To be done
Write the material out again in full, exactly.

Listed records
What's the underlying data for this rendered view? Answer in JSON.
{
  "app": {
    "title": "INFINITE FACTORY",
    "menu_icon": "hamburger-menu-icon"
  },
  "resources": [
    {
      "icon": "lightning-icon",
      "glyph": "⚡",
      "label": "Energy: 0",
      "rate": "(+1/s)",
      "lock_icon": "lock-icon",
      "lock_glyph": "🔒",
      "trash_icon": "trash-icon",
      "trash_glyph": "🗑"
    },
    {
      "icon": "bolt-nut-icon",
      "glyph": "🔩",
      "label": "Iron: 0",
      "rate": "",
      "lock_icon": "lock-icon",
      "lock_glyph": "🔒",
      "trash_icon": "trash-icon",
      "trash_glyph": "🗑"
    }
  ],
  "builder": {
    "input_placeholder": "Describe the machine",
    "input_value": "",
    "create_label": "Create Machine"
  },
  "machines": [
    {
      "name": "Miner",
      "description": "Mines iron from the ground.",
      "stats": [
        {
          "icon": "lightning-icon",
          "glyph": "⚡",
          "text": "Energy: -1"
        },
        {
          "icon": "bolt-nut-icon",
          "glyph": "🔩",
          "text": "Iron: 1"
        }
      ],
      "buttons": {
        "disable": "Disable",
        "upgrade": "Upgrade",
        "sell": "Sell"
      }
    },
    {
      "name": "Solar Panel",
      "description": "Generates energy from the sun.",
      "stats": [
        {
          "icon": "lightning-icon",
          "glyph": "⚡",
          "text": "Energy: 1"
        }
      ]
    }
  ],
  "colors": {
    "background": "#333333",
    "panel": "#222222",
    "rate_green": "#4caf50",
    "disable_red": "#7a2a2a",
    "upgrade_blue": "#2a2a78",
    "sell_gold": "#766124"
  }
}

Solution
What's the underlying data for this rendered view? Answer in JSON.
{
  "app": {
    "title": "INFINITE FACTORY",
    "menu_icon": "hamburger-menu-icon"
  },
  "resources": [
    {
      "icon": "lightning-icon",
      "glyph": "⚡",
      "label": "Energy: 0",
      "rate": "(+1/s)",
      "lock_icon": "lock-icon",
      "lock_glyph": "🔒",
      "trash_icon": "trash-icon",
      "trash_glyph": "🗑"
    },
    {
      "icon": "bolt-nut-icon",
      "glyph": "🔩",
      "label": "Iron: 0",
      "rate": "",
      "lock_icon": "lock-icon",
      "lock_glyph": "🔒",
      "trash_icon": "trash-icon",
      "trash_glyph": "🗑"
    }
  ],
  "builder": {
    "input_placeholder": "Describe the machine",
    "input_value": "",
    "create_label": "Create Machine"
  },
  "machines": [
    {
      "name": "Miner",
      "description": "Mines iron from the ground.",
      "stats": [
        {
          "icon": "lightning-icon",
          "glyph": "⚡",
          "text": "Energy: -1"
        },
        {
          "icon": "bolt-nut-icon",
          "glyph": "🔩",
          "text": "Iron: 1"
        }
      ],
      "buttons": {
        "disable": "Disable",
        "upgrade": "Upgrade",
        "sell": "Sell"
      }
    },
    {
      "name": "Solar Panel",
      "description": "Generates energy from the sun.",
      "stats": [
        {
          "icon": "lightning-icon",
          "glyph": "⚡",
          "text": "Energy: 1"
        }
      ]
    }
  ],
  "colors": {
    "background": "#333333",
    "panel": "#222222",
    "rate_green": "#4caf50",
    "disable_red": "#7a2a2a",
    "upgrade_blue": "#2a2a78",
    "sell_gold": "#766124"
  }
}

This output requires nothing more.